→ Challenge
Pick out every line with the word "проведения" and copy it.

→ Input for this task

>> start

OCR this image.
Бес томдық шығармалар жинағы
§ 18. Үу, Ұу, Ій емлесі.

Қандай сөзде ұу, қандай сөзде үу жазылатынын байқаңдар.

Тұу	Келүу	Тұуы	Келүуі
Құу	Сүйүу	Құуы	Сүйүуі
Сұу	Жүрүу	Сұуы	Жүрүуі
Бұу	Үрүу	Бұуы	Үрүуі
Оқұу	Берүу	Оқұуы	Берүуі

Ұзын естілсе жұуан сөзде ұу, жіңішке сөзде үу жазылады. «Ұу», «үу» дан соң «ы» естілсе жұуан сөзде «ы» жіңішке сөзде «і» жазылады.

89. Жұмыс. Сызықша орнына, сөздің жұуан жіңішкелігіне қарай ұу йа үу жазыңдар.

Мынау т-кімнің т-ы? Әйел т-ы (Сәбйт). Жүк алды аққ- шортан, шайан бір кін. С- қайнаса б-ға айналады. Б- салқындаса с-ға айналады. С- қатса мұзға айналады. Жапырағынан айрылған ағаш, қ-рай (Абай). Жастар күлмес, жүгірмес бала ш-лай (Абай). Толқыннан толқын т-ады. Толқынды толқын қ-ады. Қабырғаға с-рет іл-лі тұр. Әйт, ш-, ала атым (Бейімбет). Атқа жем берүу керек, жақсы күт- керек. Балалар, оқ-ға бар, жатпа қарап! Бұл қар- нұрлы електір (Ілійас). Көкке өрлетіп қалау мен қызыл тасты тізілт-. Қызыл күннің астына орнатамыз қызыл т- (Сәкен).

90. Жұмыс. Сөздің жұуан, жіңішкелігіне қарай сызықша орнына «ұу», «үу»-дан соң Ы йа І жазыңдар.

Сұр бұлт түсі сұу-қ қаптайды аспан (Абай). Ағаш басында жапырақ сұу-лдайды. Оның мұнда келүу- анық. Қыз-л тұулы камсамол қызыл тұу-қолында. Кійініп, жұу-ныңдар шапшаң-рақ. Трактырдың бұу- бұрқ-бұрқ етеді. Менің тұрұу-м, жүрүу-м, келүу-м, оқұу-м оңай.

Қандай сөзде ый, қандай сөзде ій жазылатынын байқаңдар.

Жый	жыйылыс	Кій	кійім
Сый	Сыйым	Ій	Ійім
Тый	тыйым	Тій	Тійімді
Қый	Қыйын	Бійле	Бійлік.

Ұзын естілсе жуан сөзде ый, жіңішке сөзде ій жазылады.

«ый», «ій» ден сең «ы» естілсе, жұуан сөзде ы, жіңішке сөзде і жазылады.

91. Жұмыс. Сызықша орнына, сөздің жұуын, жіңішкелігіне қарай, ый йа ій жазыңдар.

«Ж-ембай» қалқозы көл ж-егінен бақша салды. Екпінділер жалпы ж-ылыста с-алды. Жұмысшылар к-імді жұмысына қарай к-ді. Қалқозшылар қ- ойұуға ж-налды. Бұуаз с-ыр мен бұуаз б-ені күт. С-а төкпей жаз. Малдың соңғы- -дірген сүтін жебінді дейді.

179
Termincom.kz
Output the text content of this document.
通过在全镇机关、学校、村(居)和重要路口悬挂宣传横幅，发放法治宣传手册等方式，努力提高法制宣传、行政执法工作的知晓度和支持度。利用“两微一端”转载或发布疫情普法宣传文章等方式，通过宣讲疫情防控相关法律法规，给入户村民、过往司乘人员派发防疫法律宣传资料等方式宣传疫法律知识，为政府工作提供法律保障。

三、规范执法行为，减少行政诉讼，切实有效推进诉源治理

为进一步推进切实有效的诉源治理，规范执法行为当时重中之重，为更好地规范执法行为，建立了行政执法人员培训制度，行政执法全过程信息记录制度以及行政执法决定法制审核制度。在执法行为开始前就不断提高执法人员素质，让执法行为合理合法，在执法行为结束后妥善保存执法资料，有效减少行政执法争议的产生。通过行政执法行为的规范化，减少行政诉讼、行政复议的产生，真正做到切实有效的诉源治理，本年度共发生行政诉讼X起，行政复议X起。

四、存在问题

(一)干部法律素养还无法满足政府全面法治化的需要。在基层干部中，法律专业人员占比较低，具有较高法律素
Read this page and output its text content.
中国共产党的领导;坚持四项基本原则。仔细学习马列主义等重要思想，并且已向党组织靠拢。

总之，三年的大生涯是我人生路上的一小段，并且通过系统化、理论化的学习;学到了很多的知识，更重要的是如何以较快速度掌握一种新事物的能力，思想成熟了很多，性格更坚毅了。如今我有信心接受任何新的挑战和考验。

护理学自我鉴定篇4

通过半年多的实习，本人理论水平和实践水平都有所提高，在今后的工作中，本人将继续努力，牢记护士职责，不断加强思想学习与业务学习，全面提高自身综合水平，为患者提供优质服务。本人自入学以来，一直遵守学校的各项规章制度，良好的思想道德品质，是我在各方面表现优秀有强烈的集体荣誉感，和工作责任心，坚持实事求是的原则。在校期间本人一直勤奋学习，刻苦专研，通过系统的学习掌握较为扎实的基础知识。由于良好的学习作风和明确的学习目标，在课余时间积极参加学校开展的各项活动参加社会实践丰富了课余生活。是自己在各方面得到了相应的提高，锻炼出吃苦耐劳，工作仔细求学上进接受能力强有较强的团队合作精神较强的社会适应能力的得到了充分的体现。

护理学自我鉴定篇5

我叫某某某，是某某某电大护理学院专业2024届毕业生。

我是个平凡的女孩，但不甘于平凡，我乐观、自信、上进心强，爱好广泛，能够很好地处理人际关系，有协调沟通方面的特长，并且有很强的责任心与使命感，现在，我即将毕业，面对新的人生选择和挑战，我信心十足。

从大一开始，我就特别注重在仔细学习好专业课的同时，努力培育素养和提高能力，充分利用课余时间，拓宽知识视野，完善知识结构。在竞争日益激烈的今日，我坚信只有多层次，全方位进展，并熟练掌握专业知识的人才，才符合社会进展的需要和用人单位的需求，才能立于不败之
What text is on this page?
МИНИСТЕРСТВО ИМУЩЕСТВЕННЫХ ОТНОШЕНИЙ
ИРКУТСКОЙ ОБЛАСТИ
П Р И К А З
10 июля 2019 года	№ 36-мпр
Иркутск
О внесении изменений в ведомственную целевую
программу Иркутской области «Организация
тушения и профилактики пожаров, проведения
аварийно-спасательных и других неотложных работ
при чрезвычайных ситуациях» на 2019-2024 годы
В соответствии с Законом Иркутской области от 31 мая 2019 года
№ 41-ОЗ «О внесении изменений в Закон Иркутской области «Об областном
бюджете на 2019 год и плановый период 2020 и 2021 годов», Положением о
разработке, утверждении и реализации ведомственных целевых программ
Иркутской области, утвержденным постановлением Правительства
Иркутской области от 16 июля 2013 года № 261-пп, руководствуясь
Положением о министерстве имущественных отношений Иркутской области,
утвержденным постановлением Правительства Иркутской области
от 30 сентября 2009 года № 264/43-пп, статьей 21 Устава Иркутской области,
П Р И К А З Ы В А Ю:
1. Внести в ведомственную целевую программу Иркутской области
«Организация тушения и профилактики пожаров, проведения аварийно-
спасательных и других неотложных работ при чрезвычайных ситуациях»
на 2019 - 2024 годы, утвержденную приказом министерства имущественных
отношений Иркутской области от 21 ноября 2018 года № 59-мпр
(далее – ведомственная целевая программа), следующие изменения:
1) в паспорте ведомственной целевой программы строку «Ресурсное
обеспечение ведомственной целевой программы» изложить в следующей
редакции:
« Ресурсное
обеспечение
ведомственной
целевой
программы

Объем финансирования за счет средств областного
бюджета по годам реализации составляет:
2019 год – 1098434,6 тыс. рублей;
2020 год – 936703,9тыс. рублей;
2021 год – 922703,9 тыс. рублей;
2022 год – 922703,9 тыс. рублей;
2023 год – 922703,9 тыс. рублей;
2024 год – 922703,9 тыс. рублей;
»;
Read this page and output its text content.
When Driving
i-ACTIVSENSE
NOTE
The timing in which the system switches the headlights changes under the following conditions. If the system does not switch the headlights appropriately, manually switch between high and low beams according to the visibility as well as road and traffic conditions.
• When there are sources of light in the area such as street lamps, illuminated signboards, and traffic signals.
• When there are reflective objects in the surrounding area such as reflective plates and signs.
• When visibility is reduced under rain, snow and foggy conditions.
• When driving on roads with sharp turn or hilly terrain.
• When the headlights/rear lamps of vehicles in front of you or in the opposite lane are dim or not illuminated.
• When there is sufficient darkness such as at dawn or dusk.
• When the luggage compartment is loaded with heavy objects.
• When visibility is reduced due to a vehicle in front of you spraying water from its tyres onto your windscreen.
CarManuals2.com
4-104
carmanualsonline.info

>> end

→ Task output
тушения и профилактики пожаров, проведения
«Организация тушения и профилактики пожаров, проведения аварийно-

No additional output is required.